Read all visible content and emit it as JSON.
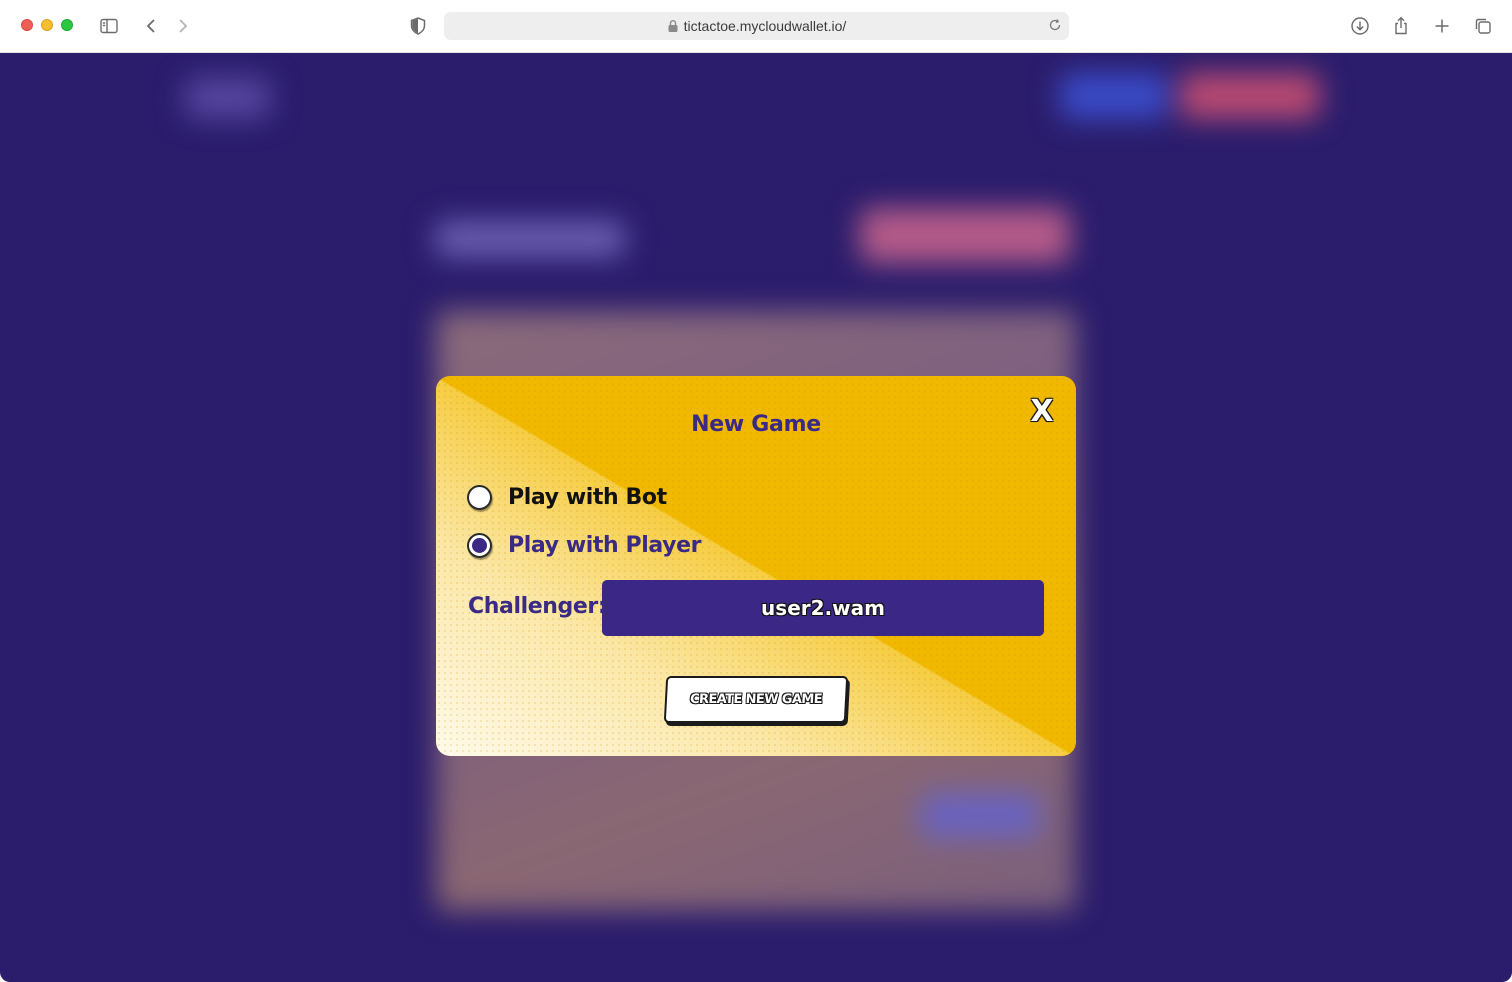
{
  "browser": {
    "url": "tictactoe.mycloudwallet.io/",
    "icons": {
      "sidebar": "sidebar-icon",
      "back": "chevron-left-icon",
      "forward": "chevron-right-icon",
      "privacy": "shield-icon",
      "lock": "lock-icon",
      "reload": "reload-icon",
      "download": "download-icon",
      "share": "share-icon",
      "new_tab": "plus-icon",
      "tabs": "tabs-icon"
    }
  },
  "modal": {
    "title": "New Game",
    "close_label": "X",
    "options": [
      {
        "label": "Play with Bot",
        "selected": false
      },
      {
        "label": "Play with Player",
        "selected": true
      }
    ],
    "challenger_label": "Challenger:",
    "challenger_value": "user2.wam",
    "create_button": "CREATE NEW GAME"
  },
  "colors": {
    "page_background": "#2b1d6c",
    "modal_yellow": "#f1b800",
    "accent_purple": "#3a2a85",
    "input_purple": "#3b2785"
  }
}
* * * * * * *
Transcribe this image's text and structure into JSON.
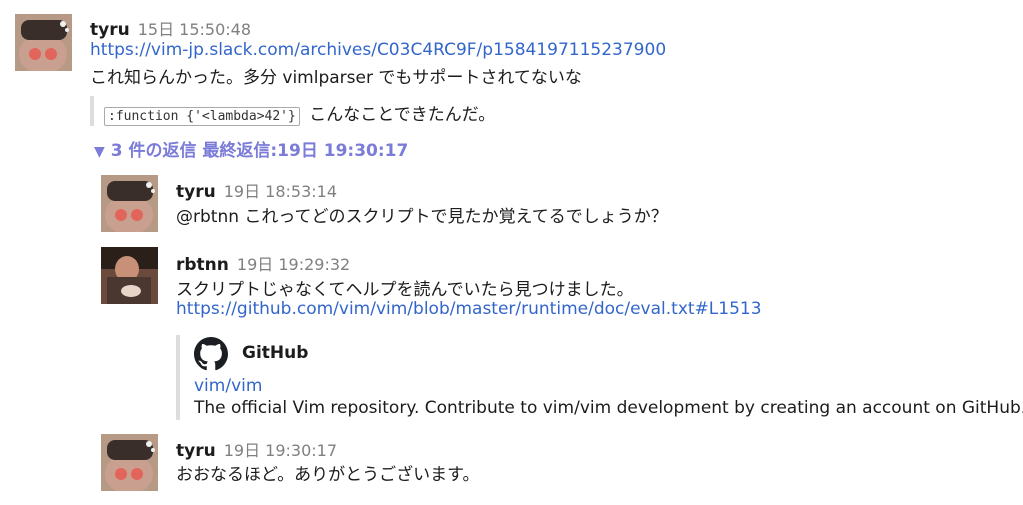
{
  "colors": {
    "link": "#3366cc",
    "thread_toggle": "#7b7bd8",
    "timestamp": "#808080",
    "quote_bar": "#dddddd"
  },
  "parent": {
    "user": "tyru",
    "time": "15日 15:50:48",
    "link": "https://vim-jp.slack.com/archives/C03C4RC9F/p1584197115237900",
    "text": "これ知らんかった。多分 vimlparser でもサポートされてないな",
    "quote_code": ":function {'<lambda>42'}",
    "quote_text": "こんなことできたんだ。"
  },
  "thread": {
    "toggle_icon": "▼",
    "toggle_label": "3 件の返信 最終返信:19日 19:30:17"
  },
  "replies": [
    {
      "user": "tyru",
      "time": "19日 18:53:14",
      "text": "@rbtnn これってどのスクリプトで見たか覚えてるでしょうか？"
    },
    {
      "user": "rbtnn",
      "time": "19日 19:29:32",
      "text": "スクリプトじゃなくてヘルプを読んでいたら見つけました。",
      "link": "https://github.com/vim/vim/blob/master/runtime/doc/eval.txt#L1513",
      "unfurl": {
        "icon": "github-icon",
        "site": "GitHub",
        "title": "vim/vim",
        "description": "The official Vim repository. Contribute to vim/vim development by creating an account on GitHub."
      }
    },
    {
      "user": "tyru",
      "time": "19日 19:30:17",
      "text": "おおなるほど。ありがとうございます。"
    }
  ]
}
* * * * * * *
> [SET EXERCISE]: Every line in the data above that contains "Play" needs to be copied.

> [OUTPUT BELOW]:
        "label": "Play with Bot",
        "label": "Play with Player",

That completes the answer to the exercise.